WHAT YOU NEED TO DO:
Convert the lines from the one containing "Patent image size: (631, 677)." through the one containing "The reservoir 160 is at (390, 243).", both included, into a JSON list of strings with one string per line and blank lines omitted.

[Stored data]
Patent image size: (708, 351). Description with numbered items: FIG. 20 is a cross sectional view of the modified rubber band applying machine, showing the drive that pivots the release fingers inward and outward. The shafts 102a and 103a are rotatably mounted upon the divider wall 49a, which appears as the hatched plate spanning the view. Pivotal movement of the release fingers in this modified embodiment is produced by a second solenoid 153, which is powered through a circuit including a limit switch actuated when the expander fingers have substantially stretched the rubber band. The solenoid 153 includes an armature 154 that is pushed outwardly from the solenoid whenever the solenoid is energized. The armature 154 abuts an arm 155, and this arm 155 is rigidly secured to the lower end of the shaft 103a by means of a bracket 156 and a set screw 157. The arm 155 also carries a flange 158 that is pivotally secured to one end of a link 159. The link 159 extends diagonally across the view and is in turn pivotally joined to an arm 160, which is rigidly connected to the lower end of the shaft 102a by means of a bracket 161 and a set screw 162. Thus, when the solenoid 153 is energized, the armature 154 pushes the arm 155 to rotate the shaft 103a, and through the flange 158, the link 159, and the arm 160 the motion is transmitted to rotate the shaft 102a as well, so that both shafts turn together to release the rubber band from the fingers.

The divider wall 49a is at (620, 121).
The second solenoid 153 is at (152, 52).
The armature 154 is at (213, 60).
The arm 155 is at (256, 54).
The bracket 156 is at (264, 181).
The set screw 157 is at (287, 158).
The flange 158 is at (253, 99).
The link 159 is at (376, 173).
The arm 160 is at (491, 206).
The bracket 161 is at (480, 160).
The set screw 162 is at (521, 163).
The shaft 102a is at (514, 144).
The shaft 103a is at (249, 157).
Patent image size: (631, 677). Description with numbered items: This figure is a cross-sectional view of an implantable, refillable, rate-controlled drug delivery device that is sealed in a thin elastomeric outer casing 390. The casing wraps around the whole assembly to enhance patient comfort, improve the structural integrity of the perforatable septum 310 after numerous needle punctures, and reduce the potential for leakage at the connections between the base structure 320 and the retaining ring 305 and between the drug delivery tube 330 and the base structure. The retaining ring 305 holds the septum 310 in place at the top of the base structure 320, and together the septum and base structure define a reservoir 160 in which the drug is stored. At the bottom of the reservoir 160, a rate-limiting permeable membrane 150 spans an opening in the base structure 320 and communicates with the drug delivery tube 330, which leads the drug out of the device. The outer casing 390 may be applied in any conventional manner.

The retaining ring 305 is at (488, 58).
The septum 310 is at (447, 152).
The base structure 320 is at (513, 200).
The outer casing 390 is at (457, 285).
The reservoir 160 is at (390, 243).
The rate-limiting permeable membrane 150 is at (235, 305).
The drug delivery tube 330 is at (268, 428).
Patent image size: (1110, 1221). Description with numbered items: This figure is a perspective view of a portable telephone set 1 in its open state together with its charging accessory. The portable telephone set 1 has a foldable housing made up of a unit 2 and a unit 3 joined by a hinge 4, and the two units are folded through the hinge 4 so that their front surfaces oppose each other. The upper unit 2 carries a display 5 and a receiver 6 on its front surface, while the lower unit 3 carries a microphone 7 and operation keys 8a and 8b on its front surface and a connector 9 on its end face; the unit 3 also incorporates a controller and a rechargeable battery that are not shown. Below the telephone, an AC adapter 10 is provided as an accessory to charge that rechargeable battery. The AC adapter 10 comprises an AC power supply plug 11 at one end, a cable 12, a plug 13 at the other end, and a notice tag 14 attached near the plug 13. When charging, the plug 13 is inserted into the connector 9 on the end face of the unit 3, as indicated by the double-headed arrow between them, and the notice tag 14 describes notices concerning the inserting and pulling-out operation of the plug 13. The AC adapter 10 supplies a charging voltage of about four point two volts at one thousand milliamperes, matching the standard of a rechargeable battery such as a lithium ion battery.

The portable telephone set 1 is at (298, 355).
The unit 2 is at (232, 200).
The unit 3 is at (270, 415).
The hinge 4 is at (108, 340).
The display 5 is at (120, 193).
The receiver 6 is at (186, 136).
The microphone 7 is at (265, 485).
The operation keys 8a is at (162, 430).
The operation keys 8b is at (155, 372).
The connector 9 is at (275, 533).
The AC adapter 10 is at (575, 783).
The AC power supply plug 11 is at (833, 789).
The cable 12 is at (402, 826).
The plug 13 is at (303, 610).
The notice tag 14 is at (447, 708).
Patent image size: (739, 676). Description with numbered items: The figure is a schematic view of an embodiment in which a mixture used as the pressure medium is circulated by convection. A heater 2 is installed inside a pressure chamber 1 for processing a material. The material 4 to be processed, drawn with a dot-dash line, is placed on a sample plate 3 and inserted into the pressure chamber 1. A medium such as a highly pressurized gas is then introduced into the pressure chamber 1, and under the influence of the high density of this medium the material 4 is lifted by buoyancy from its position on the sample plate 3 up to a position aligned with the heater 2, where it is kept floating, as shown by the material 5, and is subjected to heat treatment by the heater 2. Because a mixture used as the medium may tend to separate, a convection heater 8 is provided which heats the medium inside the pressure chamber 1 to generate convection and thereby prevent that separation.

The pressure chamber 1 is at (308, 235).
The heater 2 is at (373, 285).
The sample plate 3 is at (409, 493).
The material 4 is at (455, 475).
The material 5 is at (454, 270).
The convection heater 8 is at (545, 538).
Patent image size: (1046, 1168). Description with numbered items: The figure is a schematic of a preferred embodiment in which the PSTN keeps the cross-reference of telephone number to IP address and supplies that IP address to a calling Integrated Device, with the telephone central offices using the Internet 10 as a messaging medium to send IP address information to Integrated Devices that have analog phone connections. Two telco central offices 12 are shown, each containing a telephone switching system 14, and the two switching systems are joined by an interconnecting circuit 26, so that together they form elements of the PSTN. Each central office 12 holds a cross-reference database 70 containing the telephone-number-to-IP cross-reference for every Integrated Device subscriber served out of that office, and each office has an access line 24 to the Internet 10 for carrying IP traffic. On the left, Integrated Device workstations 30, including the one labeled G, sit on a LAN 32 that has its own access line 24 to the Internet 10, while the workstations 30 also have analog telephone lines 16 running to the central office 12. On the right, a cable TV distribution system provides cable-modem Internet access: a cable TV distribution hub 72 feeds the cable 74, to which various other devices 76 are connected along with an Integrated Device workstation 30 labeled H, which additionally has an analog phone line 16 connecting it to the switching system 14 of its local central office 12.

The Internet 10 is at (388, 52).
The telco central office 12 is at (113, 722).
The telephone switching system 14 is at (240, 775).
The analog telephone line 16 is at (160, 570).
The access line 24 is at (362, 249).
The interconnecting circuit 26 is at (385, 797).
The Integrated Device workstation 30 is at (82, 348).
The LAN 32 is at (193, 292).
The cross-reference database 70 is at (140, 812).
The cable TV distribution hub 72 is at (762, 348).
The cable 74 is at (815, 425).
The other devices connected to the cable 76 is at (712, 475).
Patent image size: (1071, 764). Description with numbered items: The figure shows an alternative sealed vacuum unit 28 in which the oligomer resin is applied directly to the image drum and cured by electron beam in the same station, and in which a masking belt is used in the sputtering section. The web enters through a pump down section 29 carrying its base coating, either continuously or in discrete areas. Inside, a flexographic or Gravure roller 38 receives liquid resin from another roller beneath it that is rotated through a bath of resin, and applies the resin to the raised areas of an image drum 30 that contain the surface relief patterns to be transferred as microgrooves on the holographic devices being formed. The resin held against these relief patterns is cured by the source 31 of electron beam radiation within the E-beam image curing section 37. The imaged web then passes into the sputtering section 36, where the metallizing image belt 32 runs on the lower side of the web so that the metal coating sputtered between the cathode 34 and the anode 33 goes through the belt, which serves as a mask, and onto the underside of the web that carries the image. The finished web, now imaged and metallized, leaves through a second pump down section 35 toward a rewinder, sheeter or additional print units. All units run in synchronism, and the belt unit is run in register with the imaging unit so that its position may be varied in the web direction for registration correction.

TASK ANSWER:
[
  "Patent image size: (631, 677). Description with numbered items: This figure is a cross-sectional view of an implantable, refillable, rate-controlled drug delivery device that is sealed in a thin elastomeric outer casing 390. The casing wraps around the whole assembly to enhance patient comfort, improve the structural integrity of the perforatable septum 310 after numerous needle punctures, and reduce the potential for leakage at the connections between the base structure 320 and the retaining ring 305 and between the drug delivery tube 330 and the base structure. The retaining ring 305 holds the septum 310 in place at the top of the base structure 320, and together the septum and base structure define a reservoir 160 in which the drug is stored. At the bottom of the reservoir 160, a rate-limiting permeable membrane 150 spans an opening in the base structure 320 and communicates with the drug delivery tube 330, which leads the drug out of the device. The outer casing 390 may be applied in any conventional manner.",
  "The retaining ring 305 is at (488, 58).",
  "The septum 310 is at (447, 152).",
  "The base structure 320 is at (513, 200).",
  "The outer casing 390 is at (457, 285).",
  "The reservoir 160 is at (390, 243)."
]